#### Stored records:
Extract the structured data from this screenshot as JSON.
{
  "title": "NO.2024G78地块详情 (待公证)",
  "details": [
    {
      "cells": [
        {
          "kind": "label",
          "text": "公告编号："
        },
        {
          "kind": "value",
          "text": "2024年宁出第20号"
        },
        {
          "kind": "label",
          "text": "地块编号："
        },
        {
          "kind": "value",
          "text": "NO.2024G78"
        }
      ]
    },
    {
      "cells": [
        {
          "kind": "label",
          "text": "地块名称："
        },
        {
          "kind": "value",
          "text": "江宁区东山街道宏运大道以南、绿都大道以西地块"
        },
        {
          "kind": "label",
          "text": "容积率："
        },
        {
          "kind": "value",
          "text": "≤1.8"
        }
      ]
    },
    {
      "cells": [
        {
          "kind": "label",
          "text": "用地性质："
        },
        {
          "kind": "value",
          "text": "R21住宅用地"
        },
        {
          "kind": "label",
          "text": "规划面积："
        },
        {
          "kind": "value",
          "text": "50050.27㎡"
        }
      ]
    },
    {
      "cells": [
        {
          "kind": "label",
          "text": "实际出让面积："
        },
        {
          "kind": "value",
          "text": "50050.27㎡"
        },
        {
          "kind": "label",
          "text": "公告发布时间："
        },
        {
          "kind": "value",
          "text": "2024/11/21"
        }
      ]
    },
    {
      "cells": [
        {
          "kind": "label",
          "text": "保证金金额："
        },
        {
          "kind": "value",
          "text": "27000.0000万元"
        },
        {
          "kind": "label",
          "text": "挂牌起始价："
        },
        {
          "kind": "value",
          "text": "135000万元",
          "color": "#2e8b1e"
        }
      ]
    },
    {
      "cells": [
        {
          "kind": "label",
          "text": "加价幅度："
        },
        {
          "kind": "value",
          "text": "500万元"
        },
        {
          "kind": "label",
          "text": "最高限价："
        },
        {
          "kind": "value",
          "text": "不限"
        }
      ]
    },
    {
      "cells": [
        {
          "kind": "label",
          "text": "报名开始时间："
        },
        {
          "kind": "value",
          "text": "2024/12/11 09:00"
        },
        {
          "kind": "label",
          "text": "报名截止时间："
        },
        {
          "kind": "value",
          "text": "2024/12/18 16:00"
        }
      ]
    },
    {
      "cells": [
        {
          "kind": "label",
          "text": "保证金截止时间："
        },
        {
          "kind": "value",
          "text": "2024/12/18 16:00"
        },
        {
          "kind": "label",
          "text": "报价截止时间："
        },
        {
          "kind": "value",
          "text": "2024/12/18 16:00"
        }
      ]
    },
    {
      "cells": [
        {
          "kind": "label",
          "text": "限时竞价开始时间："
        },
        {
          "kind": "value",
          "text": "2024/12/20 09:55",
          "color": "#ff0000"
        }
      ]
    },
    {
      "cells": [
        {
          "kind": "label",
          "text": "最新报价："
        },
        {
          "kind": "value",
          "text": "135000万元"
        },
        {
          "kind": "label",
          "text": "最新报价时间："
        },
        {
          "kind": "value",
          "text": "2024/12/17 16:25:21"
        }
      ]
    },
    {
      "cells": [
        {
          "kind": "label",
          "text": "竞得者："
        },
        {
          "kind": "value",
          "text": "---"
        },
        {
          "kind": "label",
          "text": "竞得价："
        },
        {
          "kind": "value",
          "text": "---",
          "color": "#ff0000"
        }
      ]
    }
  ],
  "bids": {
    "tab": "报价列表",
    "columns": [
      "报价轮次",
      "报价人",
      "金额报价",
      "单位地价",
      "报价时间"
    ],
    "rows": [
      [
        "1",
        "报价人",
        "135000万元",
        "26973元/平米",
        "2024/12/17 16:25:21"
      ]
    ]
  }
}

#### GIVEN TASK:
Quote the entire listing above exactly.

#### TASK RESULT:
Extract the structured data from this screenshot as JSON.
{
  "title": "NO.2024G78地块详情 (待公证)",
  "details": [
    {
      "cells": [
        {
          "kind": "label",
          "text": "公告编号："
        },
        {
          "kind": "value",
          "text": "2024年宁出第20号"
        },
        {
          "kind": "label",
          "text": "地块编号："
        },
        {
          "kind": "value",
          "text": "NO.2024G78"
        }
      ]
    },
    {
      "cells": [
        {
          "kind": "label",
          "text": "地块名称："
        },
        {
          "kind": "value",
          "text": "江宁区东山街道宏运大道以南、绿都大道以西地块"
        },
        {
          "kind": "label",
          "text": "容积率："
        },
        {
          "kind": "value",
          "text": "≤1.8"
        }
      ]
    },
    {
      "cells": [
        {
          "kind": "label",
          "text": "用地性质："
        },
        {
          "kind": "value",
          "text": "R21住宅用地"
        },
        {
          "kind": "label",
          "text": "规划面积："
        },
        {
          "kind": "value",
          "text": "50050.27㎡"
        }
      ]
    },
    {
      "cells": [
        {
          "kind": "label",
          "text": "实际出让面积："
        },
        {
          "kind": "value",
          "text": "50050.27㎡"
        },
        {
          "kind": "label",
          "text": "公告发布时间："
        },
        {
          "kind": "value",
          "text": "2024/11/21"
        }
      ]
    },
    {
      "cells": [
        {
          "kind": "label",
          "text": "保证金金额："
        },
        {
          "kind": "value",
          "text": "27000.0000万元"
        },
        {
          "kind": "label",
          "text": "挂牌起始价："
        },
        {
          "kind": "value",
          "text": "135000万元",
          "color": "#2e8b1e"
        }
      ]
    },
    {
      "cells": [
        {
          "kind": "label",
          "text": "加价幅度："
        },
        {
          "kind": "value",
          "text": "500万元"
        },
        {
          "kind": "label",
          "text": "最高限价："
        },
        {
          "kind": "value",
          "text": "不限"
        }
      ]
    },
    {
      "cells": [
        {
          "kind": "label",
          "text": "报名开始时间："
        },
        {
          "kind": "value",
          "text": "2024/12/11 09:00"
        },
        {
          "kind": "label",
          "text": "报名截止时间："
        },
        {
          "kind": "value",
          "text": "2024/12/18 16:00"
        }
      ]
    },
    {
      "cells": [
        {
          "kind": "label",
          "text": "保证金截止时间："
        },
        {
          "kind": "value",
          "text": "2024/12/18 16:00"
        },
        {
          "kind": "label",
          "text": "报价截止时间："
        },
        {
          "kind": "value",
          "text": "2024/12/18 16:00"
        }
      ]
    },
    {
      "cells": [
        {
          "kind": "label",
          "text": "限时竞价开始时间："
        },
        {
          "kind": "value",
          "text": "2024/12/20 09:55",
          "color": "#ff0000"
        }
      ]
    },
    {
      "cells": [
        {
          "kind": "label",
          "text": "最新报价："
        },
        {
          "kind": "value",
          "text": "135000万元"
        },
        {
          "kind": "label",
          "text": "最新报价时间："
        },
        {
          "kind": "value",
          "text": "2024/12/17 16:25:21"
        }
      ]
    },
    {
      "cells": [
        {
          "kind": "label",
          "text": "竞得者："
        },
        {
          "kind": "value",
          "text": "---"
        },
        {
          "kind": "label",
          "text": "竞得价："
        },
        {
          "kind": "value",
          "text": "---",
          "color": "#ff0000"
        }
      ]
    }
  ],
  "bids": {
    "tab": "报价列表",
    "columns": [
      "报价轮次",
      "报价人",
      "金额报价",
      "单位地价",
      "报价时间"
    ],
    "rows": [
      [
        "1",
        "报价人",
        "135000万元",
        "26973元/平米",
        "2024/12/17 16:25:21"
      ]
    ]
  }
}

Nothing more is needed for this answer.